**Set task:**
Make an exact copy of all the entries below, with the pictures left out.

───

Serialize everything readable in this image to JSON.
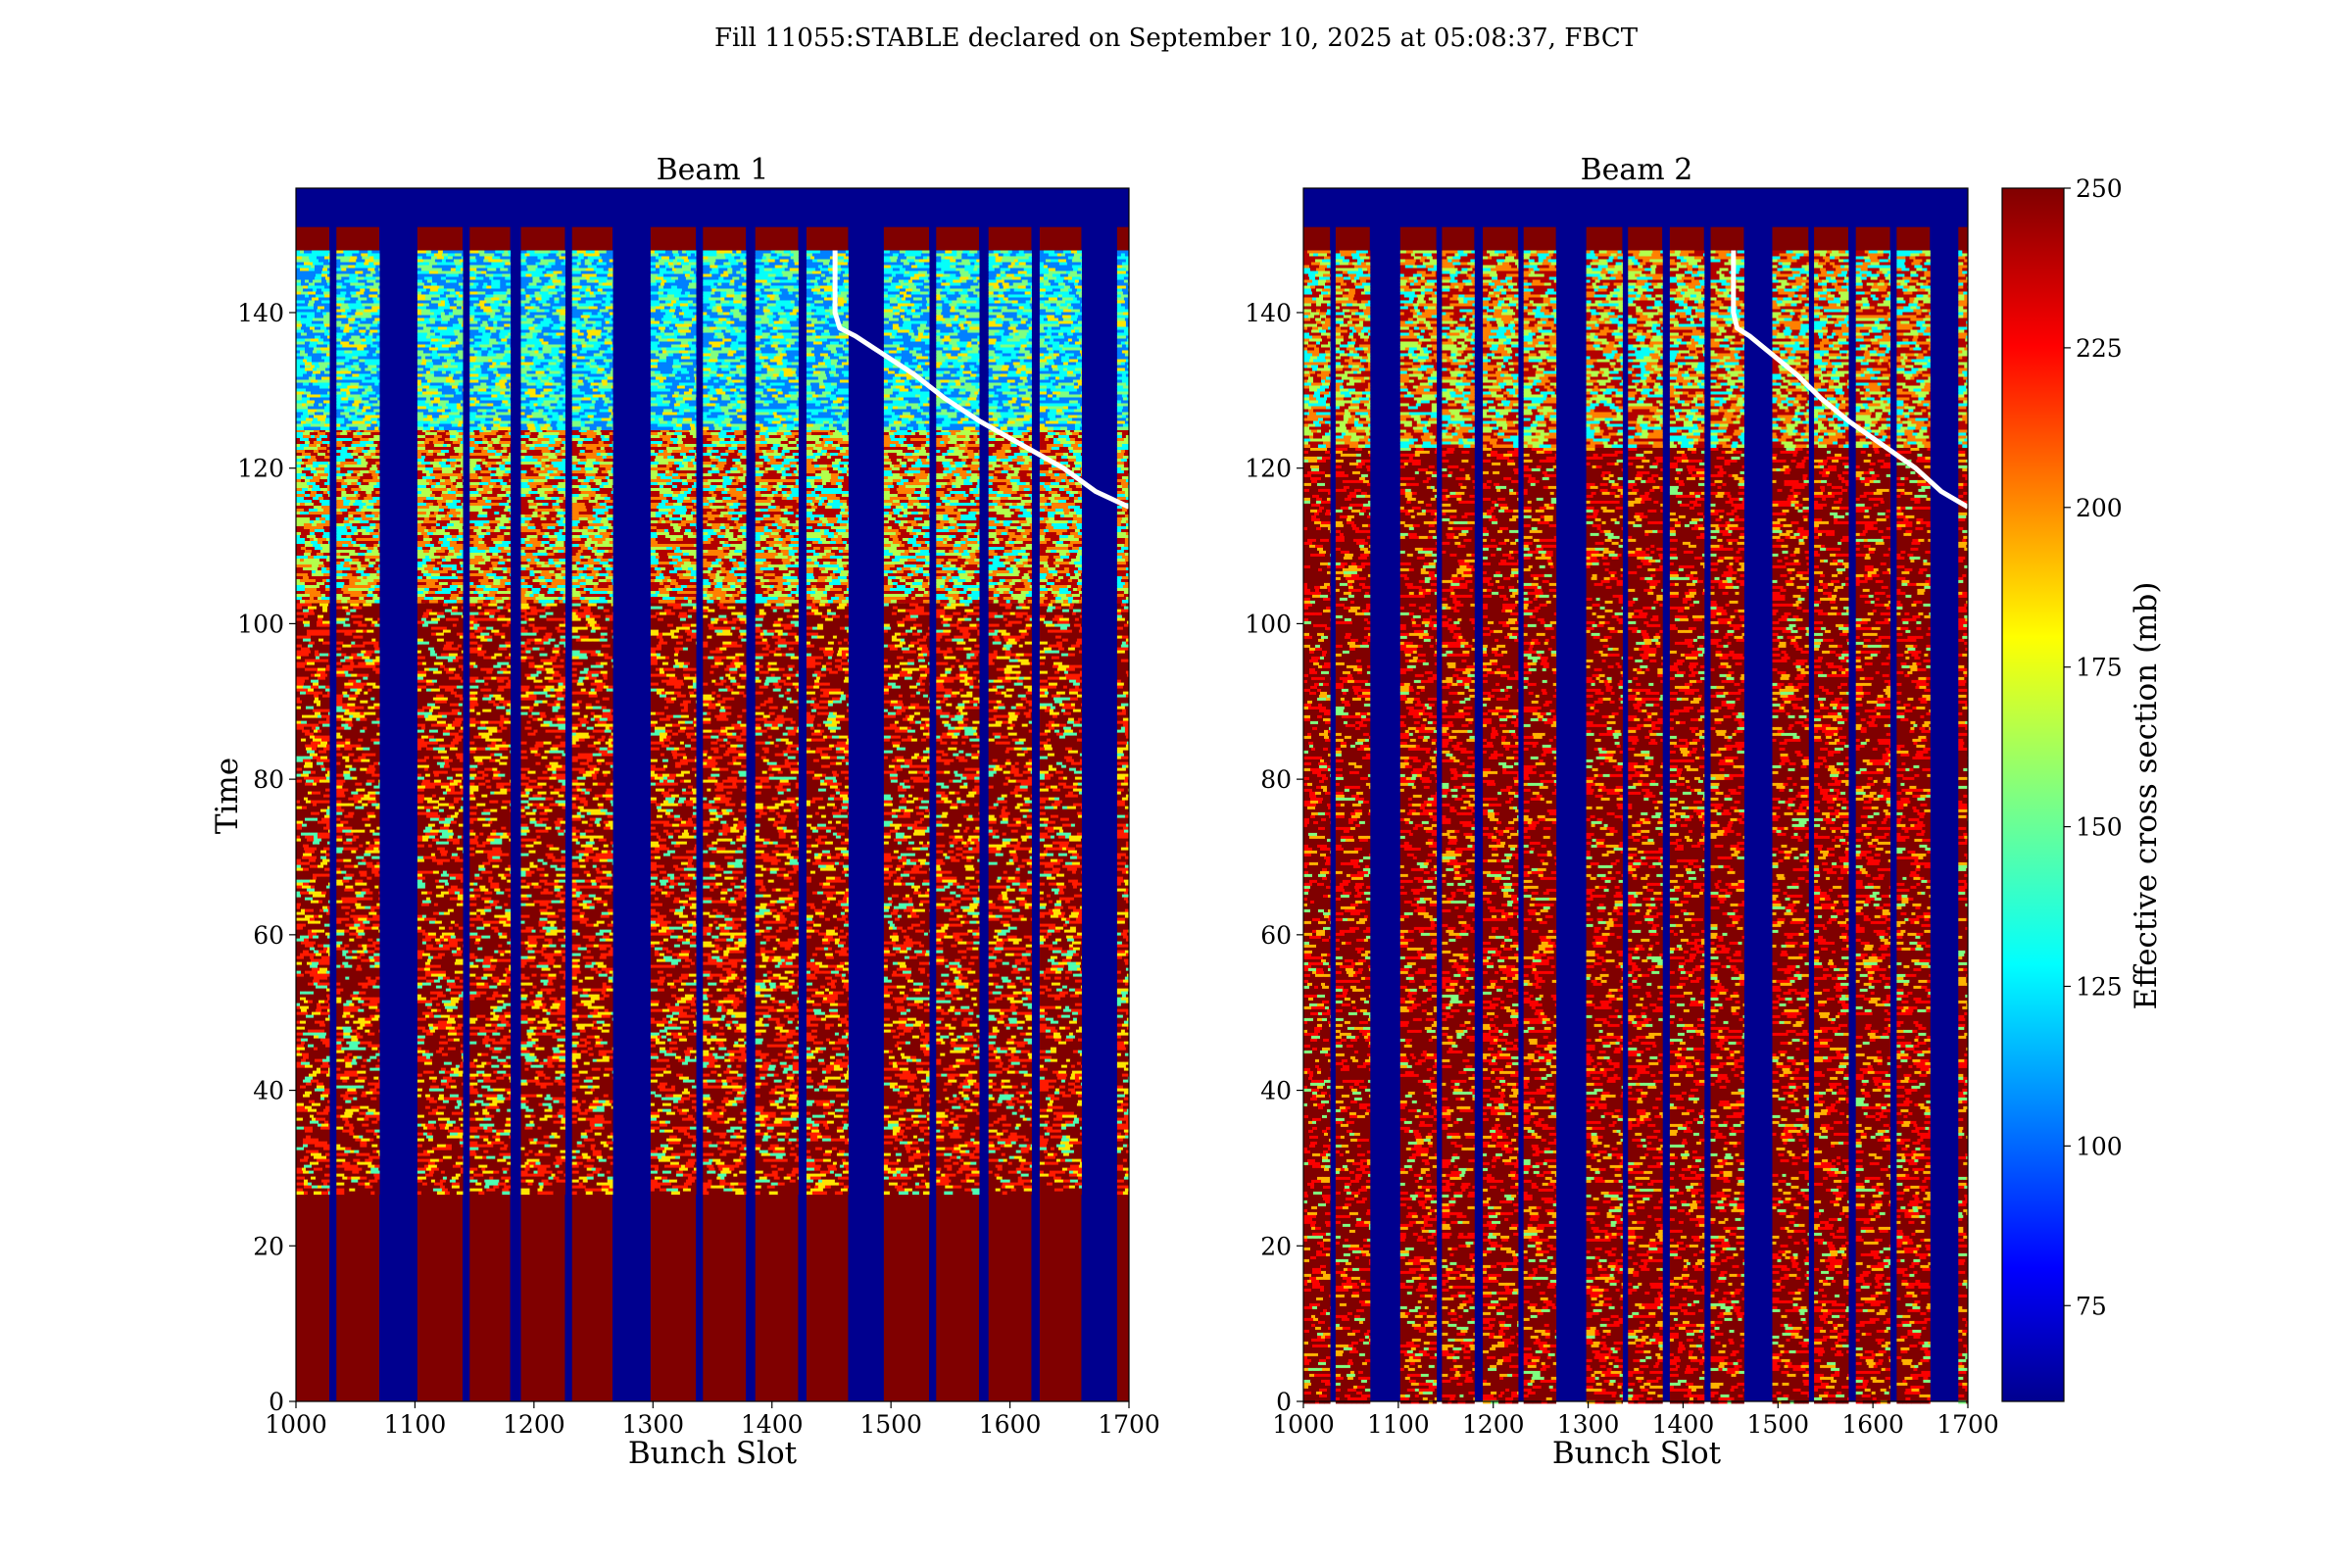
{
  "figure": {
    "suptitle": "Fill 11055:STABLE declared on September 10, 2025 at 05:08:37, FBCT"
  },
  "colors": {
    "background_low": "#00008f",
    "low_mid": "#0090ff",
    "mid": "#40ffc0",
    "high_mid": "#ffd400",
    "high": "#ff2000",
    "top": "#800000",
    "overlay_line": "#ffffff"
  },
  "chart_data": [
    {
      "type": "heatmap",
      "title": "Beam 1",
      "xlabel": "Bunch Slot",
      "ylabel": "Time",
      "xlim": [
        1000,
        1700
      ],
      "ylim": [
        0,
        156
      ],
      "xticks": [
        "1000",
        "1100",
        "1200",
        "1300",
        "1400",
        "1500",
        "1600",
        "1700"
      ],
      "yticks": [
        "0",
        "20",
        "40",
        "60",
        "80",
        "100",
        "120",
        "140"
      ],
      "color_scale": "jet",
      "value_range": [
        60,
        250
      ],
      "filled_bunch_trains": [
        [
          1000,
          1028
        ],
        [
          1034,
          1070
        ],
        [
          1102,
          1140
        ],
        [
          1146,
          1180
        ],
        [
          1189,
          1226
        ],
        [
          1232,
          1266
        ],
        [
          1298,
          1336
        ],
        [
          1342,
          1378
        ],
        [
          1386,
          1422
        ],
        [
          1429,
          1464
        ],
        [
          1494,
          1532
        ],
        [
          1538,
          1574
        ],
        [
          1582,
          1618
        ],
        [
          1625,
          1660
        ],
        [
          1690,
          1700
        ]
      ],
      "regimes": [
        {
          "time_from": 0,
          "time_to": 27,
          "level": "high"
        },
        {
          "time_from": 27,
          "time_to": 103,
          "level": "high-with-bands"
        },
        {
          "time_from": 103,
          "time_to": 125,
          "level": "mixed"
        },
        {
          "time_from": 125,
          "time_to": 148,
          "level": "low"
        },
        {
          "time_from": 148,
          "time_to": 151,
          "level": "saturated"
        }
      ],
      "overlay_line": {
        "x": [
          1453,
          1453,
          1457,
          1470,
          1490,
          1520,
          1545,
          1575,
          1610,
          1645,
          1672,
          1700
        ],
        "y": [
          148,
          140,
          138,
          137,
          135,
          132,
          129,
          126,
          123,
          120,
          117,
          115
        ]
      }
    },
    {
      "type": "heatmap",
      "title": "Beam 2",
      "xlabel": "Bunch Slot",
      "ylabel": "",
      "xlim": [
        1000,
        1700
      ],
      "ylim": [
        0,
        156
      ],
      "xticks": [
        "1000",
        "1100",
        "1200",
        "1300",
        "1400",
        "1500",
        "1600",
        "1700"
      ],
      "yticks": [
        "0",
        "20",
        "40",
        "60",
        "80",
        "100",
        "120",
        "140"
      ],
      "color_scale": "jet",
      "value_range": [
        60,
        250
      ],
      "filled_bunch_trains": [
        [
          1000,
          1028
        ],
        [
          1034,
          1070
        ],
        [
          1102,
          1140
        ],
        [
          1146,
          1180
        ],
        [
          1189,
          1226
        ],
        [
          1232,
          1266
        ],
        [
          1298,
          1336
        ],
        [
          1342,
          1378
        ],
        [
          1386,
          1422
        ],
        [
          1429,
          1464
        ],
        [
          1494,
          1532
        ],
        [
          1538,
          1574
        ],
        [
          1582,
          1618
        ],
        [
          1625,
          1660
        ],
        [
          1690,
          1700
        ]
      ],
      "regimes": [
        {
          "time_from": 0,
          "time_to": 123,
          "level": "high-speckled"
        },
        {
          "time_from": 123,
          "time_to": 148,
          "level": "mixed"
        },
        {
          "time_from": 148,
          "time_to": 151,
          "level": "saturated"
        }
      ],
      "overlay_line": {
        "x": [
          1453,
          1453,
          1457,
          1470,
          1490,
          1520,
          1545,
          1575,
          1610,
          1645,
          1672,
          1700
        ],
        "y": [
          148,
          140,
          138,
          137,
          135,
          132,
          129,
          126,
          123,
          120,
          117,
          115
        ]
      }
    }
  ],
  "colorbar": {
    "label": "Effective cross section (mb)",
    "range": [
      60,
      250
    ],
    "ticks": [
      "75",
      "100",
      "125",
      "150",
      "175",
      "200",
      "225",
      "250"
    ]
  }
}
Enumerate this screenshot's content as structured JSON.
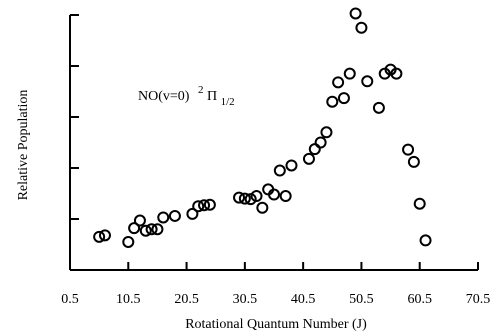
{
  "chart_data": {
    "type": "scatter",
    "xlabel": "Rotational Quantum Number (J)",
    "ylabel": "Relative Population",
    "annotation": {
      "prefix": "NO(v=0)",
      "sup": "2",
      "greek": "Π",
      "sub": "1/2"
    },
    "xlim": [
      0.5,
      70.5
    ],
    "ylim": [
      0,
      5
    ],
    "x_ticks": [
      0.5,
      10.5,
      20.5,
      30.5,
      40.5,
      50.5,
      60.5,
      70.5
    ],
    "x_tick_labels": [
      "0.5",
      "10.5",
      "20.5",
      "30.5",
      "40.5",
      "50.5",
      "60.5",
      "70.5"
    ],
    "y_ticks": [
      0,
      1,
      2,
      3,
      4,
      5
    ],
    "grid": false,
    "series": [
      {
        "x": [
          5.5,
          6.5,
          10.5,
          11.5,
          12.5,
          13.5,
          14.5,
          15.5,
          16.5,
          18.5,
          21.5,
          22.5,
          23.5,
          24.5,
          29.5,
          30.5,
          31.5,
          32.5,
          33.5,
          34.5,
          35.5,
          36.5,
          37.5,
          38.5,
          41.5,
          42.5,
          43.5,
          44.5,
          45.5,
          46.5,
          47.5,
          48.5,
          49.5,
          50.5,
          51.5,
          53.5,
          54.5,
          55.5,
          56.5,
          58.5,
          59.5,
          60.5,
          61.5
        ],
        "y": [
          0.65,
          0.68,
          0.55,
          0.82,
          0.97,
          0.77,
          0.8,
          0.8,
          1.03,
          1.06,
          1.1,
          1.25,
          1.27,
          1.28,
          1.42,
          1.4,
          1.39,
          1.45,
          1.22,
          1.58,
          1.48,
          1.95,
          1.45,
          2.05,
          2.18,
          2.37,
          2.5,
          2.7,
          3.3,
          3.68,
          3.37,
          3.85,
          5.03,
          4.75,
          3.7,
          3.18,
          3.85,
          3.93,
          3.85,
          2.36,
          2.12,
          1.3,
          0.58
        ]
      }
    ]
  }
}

───

**Finished exercise:**
Serialize everything readable in this image to JSON.
{
  "figure": {
    "suptitle": "Fill 11055:STABLE declared on September 10, 2025 at 05:08:37, FBCT"
  },
  "colors": {
    "background_low": "#00008f",
    "low_mid": "#0090ff",
    "mid": "#40ffc0",
    "high_mid": "#ffd400",
    "high": "#ff2000",
    "top": "#800000",
    "overlay_line": "#ffffff"
  },
  "chart_data": [
    {
      "type": "heatmap",
      "title": "Beam 1",
      "xlabel": "Bunch Slot",
      "ylabel": "Time",
      "xlim": [
        1000,
        1700
      ],
      "ylim": [
        0,
        156
      ],
      "xticks": [
        "1000",
        "1100",
        "1200",
        "1300",
        "1400",
        "1500",
        "1600",
        "1700"
      ],
      "yticks": [
        "0",
        "20",
        "40",
        "60",
        "80",
        "100",
        "120",
        "140"
      ],
      "color_scale": "jet",
      "value_range": [
        60,
        250
      ],
      "filled_bunch_trains": [
        [
          1000,
          1028
        ],
        [
          1034,
          1070
        ],
        [
          1102,
          1140
        ],
        [
          1146,
          1180
        ],
        [
          1189,
          1226
        ],
        [
          1232,
          1266
        ],
        [
          1298,
          1336
        ],
        [
          1342,
          1378
        ],
        [
          1386,
          1422
        ],
        [
          1429,
          1464
        ],
        [
          1494,
          1532
        ],
        [
          1538,
          1574
        ],
        [
          1582,
          1618
        ],
        [
          1625,
          1660
        ],
        [
          1690,
          1700
        ]
      ],
      "regimes": [
        {
          "time_from": 0,
          "time_to": 27,
          "level": "high"
        },
        {
          "time_from": 27,
          "time_to": 103,
          "level": "high-with-bands"
        },
        {
          "time_from": 103,
          "time_to": 125,
          "level": "mixed"
        },
        {
          "time_from": 125,
          "time_to": 148,
          "level": "low"
        },
        {
          "time_from": 148,
          "time_to": 151,
          "level": "saturated"
        }
      ],
      "overlay_line": {
        "x": [
          1453,
          1453,
          1457,
          1470,
          1490,
          1520,
          1545,
          1575,
          1610,
          1645,
          1672,
          1700
        ],
        "y": [
          148,
          140,
          138,
          137,
          135,
          132,
          129,
          126,
          123,
          120,
          117,
          115
        ]
      }
    },
    {
      "type": "heatmap",
      "title": "Beam 2",
      "xlabel": "Bunch Slot",
      "ylabel": "",
      "xlim": [
        1000,
        1700
      ],
      "ylim": [
        0,
        156
      ],
      "xticks": [
        "1000",
        "1100",
        "1200",
        "1300",
        "1400",
        "1500",
        "1600",
        "1700"
      ],
      "yticks": [
        "0",
        "20",
        "40",
        "60",
        "80",
        "100",
        "120",
        "140"
      ],
      "color_scale": "jet",
      "value_range": [
        60,
        250
      ],
      "filled_bunch_trains": [
        [
          1000,
          1028
        ],
        [
          1034,
          1070
        ],
        [
          1102,
          1140
        ],
        [
          1146,
          1180
        ],
        [
          1189,
          1226
        ],
        [
          1232,
          1266
        ],
        [
          1298,
          1336
        ],
        [
          1342,
          1378
        ],
        [
          1386,
          1422
        ],
        [
          1429,
          1464
        ],
        [
          1494,
          1532
        ],
        [
          1538,
          1574
        ],
        [
          1582,
          1618
        ],
        [
          1625,
          1660
        ],
        [
          1690,
          1700
        ]
      ],
      "regimes": [
        {
          "time_from": 0,
          "time_to": 123,
          "level": "high-speckled"
        },
        {
          "time_from": 123,
          "time_to": 148,
          "level": "mixed"
        },
        {
          "time_from": 148,
          "time_to": 151,
          "level": "saturated"
        }
      ],
      "overlay_line": {
        "x": [
          1453,
          1453,
          1457,
          1470,
          1490,
          1520,
          1545,
          1575,
          1610,
          1645,
          1672,
          1700
        ],
        "y": [
          148,
          140,
          138,
          137,
          135,
          132,
          129,
          126,
          123,
          120,
          117,
          115
        ]
      }
    }
  ],
  "colorbar": {
    "label": "Effective cross section (mb)",
    "range": [
      60,
      250
    ],
    "ticks": [
      "75",
      "100",
      "125",
      "150",
      "175",
      "200",
      "225",
      "250"
    ]
  }
}
Enumerate this screenshot's content as structured JSON.
{
  "chart_data": {
    "type": "scatter",
    "xlabel": "Rotational Quantum Number (J)",
    "ylabel": "Relative Population",
    "annotation": {
      "prefix": "NO(v=0)",
      "sup": "2",
      "greek": "Π",
      "sub": "1/2"
    },
    "xlim": [
      0.5,
      70.5
    ],
    "ylim": [
      0,
      5
    ],
    "x_ticks": [
      0.5,
      10.5,
      20.5,
      30.5,
      40.5,
      50.5,
      60.5,
      70.5
    ],
    "x_tick_labels": [
      "0.5",
      "10.5",
      "20.5",
      "30.5",
      "40.5",
      "50.5",
      "60.5",
      "70.5"
    ],
    "y_ticks": [
      0,
      1,
      2,
      3,
      4,
      5
    ],
    "grid": false,
    "series": [
      {
        "x": [
          5.5,
          6.5,
          10.5,
          11.5,
          12.5,
          13.5,
          14.5,
          15.5,
          16.5,
          18.5,
          21.5,
          22.5,
          23.5,
          24.5,
          29.5,
          30.5,
          31.5,
          32.5,
          33.5,
          34.5,
          35.5,
          36.5,
          37.5,
          38.5,
          41.5,
          42.5,
          43.5,
          44.5,
          45.5,
          46.5,
          47.5,
          48.5,
          49.5,
          50.5,
          51.5,
          53.5,
          54.5,
          55.5,
          56.5,
          58.5,
          59.5,
          60.5,
          61.5
        ],
        "y": [
          0.65,
          0.68,
          0.55,
          0.82,
          0.97,
          0.77,
          0.8,
          0.8,
          1.03,
          1.06,
          1.1,
          1.25,
          1.27,
          1.28,
          1.42,
          1.4,
          1.39,
          1.45,
          1.22,
          1.58,
          1.48,
          1.95,
          1.45,
          2.05,
          2.18,
          2.37,
          2.5,
          2.7,
          3.3,
          3.68,
          3.37,
          3.85,
          5.03,
          4.75,
          3.7,
          3.18,
          3.85,
          3.93,
          3.85,
          2.36,
          2.12,
          1.3,
          0.58
        ]
      }
    ]
  }
}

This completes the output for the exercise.